Lines of data:
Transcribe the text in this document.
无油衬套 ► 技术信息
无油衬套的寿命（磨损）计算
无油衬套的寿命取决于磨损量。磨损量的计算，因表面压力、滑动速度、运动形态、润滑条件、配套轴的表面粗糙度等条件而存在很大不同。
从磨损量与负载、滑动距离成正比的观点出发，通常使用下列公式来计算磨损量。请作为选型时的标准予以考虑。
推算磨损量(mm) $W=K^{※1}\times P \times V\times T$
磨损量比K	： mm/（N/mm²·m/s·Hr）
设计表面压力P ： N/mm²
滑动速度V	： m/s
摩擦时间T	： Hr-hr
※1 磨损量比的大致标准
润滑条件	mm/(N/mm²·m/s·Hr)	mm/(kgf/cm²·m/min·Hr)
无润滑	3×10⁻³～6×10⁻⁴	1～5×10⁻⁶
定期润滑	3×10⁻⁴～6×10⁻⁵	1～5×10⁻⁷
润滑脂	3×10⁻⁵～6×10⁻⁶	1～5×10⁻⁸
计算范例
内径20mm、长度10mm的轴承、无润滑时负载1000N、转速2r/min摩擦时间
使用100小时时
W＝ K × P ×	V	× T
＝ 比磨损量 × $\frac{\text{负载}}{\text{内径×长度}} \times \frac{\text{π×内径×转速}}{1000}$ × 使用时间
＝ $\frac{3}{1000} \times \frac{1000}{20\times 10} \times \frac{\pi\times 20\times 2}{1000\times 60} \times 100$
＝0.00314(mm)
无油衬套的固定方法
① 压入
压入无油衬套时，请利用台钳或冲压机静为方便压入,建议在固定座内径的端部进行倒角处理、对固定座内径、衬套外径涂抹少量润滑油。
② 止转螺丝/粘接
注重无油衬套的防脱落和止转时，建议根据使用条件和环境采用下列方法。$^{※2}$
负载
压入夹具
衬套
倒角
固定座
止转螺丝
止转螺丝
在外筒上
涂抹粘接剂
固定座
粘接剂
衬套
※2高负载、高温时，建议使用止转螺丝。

▶ _Written exercise_:
Give back the data above exactly as it appears.

▶ _Result below_:
Transcribe the text in this document.
无油衬套 ► 技术信息
无油衬套的寿命（磨损）计算
无油衬套的寿命取决于磨损量。磨损量的计算，因表面压力、滑动速度、运动形态、润滑条件、配套轴的表面粗糙度等条件而存在很大不同。
从磨损量与负载、滑动距离成正比的观点出发，通常使用下列公式来计算磨损量。请作为选型时的标准予以考虑。
推算磨损量(mm) $W=K^{※1}\times P \times V\times T$
磨损量比K	： mm/（N/mm²·m/s·Hr）
设计表面压力P ： N/mm²
滑动速度V	： m/s
摩擦时间T	： Hr-hr
※1 磨损量比的大致标准
润滑条件	mm/(N/mm²·m/s·Hr)	mm/(kgf/cm²·m/min·Hr)
无润滑	3×10⁻³～6×10⁻⁴	1～5×10⁻⁶
定期润滑	3×10⁻⁴～6×10⁻⁵	1～5×10⁻⁷
润滑脂	3×10⁻⁵～6×10⁻⁶	1～5×10⁻⁸
计算范例
内径20mm、长度10mm的轴承、无润滑时负载1000N、转速2r/min摩擦时间
使用100小时时
W＝ K × P ×	V	× T
＝ 比磨损量 × $\frac{\text{负载}}{\text{内径×长度}} \times \frac{\text{π×内径×转速}}{1000}$ × 使用时间
＝ $\frac{3}{1000} \times \frac{1000}{20\times 10} \times \frac{\pi\times 20\times 2}{1000\times 60} \times 100$
＝0.00314(mm)
无油衬套的固定方法
① 压入
压入无油衬套时，请利用台钳或冲压机静为方便压入,建议在固定座内径的端部进行倒角处理、对固定座内径、衬套外径涂抹少量润滑油。
② 止转螺丝/粘接
注重无油衬套的防脱落和止转时，建议根据使用条件和环境采用下列方法。$^{※2}$
负载
压入夹具
衬套
倒角
固定座
止转螺丝
止转螺丝
在外筒上
涂抹粘接剂
固定座
粘接剂
衬套
※2高负载、高温时，建议使用止转螺丝。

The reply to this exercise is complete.